━━━━━ Exercise input ━━━━━

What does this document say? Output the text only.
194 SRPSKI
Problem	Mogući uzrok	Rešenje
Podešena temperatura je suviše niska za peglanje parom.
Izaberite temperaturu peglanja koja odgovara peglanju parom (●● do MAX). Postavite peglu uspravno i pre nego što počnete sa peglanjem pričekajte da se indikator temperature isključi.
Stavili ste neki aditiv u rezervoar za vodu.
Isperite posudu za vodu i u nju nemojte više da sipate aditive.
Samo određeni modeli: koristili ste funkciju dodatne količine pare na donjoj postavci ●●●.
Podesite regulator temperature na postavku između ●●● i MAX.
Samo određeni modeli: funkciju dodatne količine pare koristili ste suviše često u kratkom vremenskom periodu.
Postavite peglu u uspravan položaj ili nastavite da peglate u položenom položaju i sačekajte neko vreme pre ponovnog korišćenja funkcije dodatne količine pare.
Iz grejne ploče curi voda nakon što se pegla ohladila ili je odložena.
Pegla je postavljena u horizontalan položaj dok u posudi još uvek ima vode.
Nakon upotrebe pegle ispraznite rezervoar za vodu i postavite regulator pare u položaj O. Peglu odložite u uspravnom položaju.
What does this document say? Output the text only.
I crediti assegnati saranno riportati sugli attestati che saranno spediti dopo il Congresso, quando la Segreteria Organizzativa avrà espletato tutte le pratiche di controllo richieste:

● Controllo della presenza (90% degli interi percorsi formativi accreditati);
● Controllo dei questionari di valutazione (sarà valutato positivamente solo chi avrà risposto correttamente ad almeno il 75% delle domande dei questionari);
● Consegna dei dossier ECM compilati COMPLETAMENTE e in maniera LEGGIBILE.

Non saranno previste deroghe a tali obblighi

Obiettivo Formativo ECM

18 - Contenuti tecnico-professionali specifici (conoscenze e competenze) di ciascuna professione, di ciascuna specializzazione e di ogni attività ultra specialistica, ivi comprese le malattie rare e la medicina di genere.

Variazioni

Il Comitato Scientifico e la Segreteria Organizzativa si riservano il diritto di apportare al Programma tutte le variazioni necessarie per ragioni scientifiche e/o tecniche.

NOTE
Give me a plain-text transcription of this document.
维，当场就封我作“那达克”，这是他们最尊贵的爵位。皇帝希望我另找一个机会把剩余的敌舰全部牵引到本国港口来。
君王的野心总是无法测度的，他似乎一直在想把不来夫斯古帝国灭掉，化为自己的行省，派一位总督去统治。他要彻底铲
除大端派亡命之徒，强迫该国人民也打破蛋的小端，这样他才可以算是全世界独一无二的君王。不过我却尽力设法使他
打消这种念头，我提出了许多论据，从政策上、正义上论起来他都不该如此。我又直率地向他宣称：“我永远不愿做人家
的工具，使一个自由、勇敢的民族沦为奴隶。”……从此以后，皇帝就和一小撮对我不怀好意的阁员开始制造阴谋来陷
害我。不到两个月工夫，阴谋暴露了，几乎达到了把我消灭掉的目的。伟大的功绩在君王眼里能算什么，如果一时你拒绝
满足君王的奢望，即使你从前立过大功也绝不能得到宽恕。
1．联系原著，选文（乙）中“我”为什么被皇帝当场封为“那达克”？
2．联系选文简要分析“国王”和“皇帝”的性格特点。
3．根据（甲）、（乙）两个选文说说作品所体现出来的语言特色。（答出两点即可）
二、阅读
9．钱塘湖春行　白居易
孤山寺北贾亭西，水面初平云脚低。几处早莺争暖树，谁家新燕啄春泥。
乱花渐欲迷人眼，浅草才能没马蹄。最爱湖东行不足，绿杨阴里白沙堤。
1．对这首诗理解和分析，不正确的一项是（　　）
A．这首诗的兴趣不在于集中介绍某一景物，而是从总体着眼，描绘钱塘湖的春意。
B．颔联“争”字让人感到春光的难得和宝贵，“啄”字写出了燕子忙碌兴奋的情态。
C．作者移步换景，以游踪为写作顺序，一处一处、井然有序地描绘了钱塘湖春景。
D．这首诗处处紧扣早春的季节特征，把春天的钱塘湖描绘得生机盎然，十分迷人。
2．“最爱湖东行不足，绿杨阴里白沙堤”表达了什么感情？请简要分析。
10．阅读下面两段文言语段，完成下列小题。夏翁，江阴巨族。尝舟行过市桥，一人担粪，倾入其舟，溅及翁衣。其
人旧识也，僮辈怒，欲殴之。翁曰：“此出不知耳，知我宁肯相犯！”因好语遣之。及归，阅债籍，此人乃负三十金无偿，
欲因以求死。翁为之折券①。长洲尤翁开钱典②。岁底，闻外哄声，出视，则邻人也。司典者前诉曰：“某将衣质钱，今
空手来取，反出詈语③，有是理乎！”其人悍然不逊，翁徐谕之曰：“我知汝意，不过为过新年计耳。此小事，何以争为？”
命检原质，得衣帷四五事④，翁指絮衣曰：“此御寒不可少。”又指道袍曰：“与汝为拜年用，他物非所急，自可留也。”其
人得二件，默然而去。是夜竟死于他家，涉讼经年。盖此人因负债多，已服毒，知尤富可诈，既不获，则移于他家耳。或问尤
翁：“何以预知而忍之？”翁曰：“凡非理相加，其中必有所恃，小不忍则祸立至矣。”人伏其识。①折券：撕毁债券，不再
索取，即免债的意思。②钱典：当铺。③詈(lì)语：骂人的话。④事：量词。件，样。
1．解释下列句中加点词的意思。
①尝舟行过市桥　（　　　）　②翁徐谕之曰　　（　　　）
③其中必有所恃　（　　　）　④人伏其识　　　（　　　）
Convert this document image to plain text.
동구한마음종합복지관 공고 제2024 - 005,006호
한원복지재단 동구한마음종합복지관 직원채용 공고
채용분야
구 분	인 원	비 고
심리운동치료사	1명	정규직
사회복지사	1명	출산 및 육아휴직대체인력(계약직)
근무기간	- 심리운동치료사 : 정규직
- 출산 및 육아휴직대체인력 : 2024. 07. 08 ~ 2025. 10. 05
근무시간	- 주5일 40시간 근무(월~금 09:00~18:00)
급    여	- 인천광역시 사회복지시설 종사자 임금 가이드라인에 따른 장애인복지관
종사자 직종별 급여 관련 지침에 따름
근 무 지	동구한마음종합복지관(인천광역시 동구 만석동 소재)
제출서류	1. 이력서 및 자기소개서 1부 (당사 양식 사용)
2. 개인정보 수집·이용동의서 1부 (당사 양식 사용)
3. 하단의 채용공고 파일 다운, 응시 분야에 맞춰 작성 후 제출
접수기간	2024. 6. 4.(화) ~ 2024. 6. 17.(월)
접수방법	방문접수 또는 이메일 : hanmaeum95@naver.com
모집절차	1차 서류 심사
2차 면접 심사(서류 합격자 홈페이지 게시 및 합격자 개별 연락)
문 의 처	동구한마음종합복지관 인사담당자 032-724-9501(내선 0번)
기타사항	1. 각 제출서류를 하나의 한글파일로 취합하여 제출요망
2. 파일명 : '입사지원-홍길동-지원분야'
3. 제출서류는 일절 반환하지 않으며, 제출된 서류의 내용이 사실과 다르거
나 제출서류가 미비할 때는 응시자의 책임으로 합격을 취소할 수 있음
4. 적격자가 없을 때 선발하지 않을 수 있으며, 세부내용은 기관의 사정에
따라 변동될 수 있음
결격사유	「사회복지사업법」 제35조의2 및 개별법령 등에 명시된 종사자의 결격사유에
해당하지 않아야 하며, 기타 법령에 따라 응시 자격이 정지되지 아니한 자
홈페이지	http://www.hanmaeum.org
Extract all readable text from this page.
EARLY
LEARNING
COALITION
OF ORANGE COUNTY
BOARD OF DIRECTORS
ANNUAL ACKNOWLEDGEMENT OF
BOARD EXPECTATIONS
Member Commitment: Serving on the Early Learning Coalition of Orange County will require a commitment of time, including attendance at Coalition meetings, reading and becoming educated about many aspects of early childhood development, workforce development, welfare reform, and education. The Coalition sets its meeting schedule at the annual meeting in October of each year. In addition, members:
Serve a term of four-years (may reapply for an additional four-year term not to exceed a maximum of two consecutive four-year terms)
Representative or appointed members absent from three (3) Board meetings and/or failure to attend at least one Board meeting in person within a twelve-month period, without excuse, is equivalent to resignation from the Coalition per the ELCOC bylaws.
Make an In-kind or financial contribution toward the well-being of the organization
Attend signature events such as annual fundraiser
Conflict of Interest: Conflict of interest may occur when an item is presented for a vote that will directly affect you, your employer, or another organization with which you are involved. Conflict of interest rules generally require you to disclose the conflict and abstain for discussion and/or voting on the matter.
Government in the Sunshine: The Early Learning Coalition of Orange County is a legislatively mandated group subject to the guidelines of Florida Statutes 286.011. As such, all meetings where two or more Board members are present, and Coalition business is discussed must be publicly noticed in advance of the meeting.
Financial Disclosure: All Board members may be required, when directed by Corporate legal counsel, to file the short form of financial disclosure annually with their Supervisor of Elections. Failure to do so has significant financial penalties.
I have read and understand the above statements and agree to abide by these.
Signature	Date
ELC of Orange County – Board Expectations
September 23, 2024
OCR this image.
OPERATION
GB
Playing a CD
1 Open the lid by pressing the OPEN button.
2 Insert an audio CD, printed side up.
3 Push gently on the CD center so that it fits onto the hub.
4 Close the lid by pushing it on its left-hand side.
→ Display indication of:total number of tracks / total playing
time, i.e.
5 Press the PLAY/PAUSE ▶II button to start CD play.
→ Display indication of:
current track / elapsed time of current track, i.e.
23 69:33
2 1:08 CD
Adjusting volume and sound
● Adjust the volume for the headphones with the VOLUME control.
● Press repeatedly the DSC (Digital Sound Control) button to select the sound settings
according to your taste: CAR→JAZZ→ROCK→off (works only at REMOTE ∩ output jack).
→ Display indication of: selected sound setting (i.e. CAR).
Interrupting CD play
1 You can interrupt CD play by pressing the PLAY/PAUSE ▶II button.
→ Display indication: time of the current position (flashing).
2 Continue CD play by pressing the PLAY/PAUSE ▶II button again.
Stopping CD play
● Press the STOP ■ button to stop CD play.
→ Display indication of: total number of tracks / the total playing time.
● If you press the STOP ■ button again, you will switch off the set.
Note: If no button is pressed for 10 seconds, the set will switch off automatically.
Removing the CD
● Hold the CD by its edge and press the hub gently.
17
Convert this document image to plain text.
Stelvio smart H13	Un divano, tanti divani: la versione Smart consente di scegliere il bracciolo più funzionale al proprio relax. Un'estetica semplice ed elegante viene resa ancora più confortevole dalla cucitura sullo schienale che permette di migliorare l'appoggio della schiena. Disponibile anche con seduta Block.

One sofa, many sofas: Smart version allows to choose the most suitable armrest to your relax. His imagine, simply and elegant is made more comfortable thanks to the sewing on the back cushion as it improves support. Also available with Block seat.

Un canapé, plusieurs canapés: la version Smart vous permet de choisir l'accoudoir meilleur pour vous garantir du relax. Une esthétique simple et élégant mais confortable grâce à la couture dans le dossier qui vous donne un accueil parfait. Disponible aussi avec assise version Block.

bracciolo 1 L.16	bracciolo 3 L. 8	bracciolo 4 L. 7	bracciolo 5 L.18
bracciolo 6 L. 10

━━━━━

**Task goal**:
Look through the entries above; copy every line holding the string "koristili".

**The output**:
Samo određeni modeli: koristili ste funkciju dodatne količine pare na donjoj postavci ●●●.
Samo određeni modeli: funkciju dodatne količine pare koristili ste suviše često u kratkom vremenskom periodu.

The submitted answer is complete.